Data entries for graphics:

+--

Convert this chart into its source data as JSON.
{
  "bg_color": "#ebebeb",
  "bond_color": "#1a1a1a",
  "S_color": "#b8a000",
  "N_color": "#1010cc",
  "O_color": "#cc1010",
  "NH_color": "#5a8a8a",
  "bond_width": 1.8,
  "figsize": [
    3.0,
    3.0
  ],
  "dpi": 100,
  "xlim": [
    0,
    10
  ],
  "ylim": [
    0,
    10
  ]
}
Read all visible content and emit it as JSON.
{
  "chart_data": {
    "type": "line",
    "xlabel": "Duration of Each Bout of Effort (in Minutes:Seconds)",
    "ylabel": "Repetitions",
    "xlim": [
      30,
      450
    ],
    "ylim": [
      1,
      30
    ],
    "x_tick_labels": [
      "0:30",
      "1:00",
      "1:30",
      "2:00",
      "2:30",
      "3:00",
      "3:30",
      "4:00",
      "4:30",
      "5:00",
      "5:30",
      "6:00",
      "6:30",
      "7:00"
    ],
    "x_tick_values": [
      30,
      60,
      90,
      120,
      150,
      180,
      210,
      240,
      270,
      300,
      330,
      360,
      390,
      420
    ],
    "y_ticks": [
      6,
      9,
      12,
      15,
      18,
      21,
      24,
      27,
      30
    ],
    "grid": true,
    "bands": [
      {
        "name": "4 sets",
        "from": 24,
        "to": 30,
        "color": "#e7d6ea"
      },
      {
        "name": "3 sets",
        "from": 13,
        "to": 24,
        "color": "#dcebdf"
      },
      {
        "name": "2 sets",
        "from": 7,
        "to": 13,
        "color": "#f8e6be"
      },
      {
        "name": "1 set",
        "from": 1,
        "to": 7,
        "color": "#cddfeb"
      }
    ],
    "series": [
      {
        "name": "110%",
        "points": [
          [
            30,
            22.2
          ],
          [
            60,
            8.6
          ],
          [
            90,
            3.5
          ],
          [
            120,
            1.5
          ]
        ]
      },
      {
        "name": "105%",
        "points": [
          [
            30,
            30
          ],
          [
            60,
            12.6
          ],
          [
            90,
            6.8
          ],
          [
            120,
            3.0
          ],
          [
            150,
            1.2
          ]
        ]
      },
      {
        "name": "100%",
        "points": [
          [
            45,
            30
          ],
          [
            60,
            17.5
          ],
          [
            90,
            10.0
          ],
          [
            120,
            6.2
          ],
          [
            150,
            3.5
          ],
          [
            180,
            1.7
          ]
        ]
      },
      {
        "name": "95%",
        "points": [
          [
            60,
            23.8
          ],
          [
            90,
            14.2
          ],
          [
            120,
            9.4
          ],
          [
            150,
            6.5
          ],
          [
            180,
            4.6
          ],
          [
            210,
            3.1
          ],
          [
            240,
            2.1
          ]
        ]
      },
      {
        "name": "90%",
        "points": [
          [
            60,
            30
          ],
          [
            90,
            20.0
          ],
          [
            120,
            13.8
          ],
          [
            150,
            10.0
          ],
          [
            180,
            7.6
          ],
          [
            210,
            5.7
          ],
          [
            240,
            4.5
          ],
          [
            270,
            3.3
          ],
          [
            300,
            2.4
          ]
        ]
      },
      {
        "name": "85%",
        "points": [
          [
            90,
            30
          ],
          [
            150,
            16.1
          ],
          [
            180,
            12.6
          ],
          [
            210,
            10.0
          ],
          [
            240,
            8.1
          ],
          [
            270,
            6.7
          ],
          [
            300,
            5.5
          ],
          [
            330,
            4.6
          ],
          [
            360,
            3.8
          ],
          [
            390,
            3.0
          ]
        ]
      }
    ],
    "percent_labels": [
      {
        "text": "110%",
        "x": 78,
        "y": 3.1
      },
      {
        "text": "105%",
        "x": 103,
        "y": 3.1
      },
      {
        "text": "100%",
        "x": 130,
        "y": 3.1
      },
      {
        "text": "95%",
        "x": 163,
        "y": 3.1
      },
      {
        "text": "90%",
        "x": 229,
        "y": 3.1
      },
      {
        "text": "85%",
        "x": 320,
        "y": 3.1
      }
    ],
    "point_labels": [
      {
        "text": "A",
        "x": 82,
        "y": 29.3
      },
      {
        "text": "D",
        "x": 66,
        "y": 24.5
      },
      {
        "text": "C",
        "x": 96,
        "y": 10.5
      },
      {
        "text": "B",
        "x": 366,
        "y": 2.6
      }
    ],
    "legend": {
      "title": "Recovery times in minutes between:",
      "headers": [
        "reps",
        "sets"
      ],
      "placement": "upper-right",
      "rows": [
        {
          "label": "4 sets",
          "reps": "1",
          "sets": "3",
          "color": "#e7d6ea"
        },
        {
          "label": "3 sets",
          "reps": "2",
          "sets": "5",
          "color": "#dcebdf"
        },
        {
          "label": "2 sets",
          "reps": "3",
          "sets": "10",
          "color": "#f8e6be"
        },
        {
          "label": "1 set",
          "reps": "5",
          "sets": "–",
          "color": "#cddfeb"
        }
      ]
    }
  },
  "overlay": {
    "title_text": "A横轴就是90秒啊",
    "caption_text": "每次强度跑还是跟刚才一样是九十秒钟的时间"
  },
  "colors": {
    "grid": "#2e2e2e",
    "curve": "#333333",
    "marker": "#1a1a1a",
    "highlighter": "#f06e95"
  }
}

+--

What to do =
Transcribe the material above in its entirety. Match it exactly.

Response to the exercise =
Convert this chart into its source data as JSON.
{
  "bg_color": "#ebebeb",
  "bond_color": "#1a1a1a",
  "S_color": "#b8a000",
  "N_color": "#1010cc",
  "O_color": "#cc1010",
  "NH_color": "#5a8a8a",
  "bond_width": 1.8,
  "figsize": [
    3.0,
    3.0
  ],
  "dpi": 100,
  "xlim": [
    0,
    10
  ],
  "ylim": [
    0,
    10
  ]
}
Read all visible content and emit it as JSON.
{
  "chart_data": {
    "type": "line",
    "xlabel": "Duration of Each Bout of Effort (in Minutes:Seconds)",
    "ylabel": "Repetitions",
    "xlim": [
      30,
      450
    ],
    "ylim": [
      1,
      30
    ],
    "x_tick_labels": [
      "0:30",
      "1:00",
      "1:30",
      "2:00",
      "2:30",
      "3:00",
      "3:30",
      "4:00",
      "4:30",
      "5:00",
      "5:30",
      "6:00",
      "6:30",
      "7:00"
    ],
    "x_tick_values": [
      30,
      60,
      90,
      120,
      150,
      180,
      210,
      240,
      270,
      300,
      330,
      360,
      390,
      420
    ],
    "y_ticks": [
      6,
      9,
      12,
      15,
      18,
      21,
      24,
      27,
      30
    ],
    "grid": true,
    "bands": [
      {
        "name": "4 sets",
        "from": 24,
        "to": 30,
        "color": "#e7d6ea"
      },
      {
        "name": "3 sets",
        "from": 13,
        "to": 24,
        "color": "#dcebdf"
      },
      {
        "name": "2 sets",
        "from": 7,
        "to": 13,
        "color": "#f8e6be"
      },
      {
        "name": "1 set",
        "from": 1,
        "to": 7,
        "color": "#cddfeb"
      }
    ],
    "series": [
      {
        "name": "110%",
        "points": [
          [
            30,
            22.2
          ],
          [
            60,
            8.6
          ],
          [
            90,
            3.5
          ],
          [
            120,
            1.5
          ]
        ]
      },
      {
        "name": "105%",
        "points": [
          [
            30,
            30
          ],
          [
            60,
            12.6
          ],
          [
            90,
            6.8
          ],
          [
            120,
            3.0
          ],
          [
            150,
            1.2
          ]
        ]
      },
      {
        "name": "100%",
        "points": [
          [
            45,
            30
          ],
          [
            60,
            17.5
          ],
          [
            90,
            10.0
          ],
          [
            120,
            6.2
          ],
          [
            150,
            3.5
          ],
          [
            180,
            1.7
          ]
        ]
      },
      {
        "name": "95%",
        "points": [
          [
            60,
            23.8
          ],
          [
            90,
            14.2
          ],
          [
            120,
            9.4
          ],
          [
            150,
            6.5
          ],
          [
            180,
            4.6
          ],
          [
            210,
            3.1
          ],
          [
            240,
            2.1
          ]
        ]
      },
      {
        "name": "90%",
        "points": [
          [
            60,
            30
          ],
          [
            90,
            20.0
          ],
          [
            120,
            13.8
          ],
          [
            150,
            10.0
          ],
          [
            180,
            7.6
          ],
          [
            210,
            5.7
          ],
          [
            240,
            4.5
          ],
          [
            270,
            3.3
          ],
          [
            300,
            2.4
          ]
        ]
      },
      {
        "name": "85%",
        "points": [
          [
            90,
            30
          ],
          [
            150,
            16.1
          ],
          [
            180,
            12.6
          ],
          [
            210,
            10.0
          ],
          [
            240,
            8.1
          ],
          [
            270,
            6.7
          ],
          [
            300,
            5.5
          ],
          [
            330,
            4.6
          ],
          [
            360,
            3.8
          ],
          [
            390,
            3.0
          ]
        ]
      }
    ],
    "percent_labels": [
      {
        "text": "110%",
        "x": 78,
        "y": 3.1
      },
      {
        "text": "105%",
        "x": 103,
        "y": 3.1
      },
      {
        "text": "100%",
        "x": 130,
        "y": 3.1
      },
      {
        "text": "95%",
        "x": 163,
        "y": 3.1
      },
      {
        "text": "90%",
        "x": 229,
        "y": 3.1
      },
      {
        "text": "85%",
        "x": 320,
        "y": 3.1
      }
    ],
    "point_labels": [
      {
        "text": "A",
        "x": 82,
        "y": 29.3
      },
      {
        "text": "D",
        "x": 66,
        "y": 24.5
      },
      {
        "text": "C",
        "x": 96,
        "y": 10.5
      },
      {
        "text": "B",
        "x": 366,
        "y": 2.6
      }
    ],
    "legend": {
      "title": "Recovery times in minutes between:",
      "headers": [
        "reps",
        "sets"
      ],
      "placement": "upper-right",
      "rows": [
        {
          "label": "4 sets",
          "reps": "1",
          "sets": "3",
          "color": "#e7d6ea"
        },
        {
          "label": "3 sets",
          "reps": "2",
          "sets": "5",
          "color": "#dcebdf"
        },
        {
          "label": "2 sets",
          "reps": "3",
          "sets": "10",
          "color": "#f8e6be"
        },
        {
          "label": "1 set",
          "reps": "5",
          "sets": "–",
          "color": "#cddfeb"
        }
      ]
    }
  },
  "overlay": {
    "title_text": "A横轴就是90秒啊",
    "caption_text": "每次强度跑还是跟刚才一样是九十秒钟的时间"
  },
  "colors": {
    "grid": "#2e2e2e",
    "curve": "#333333",
    "marker": "#1a1a1a",
    "highlighter": "#f06e95"
  }
}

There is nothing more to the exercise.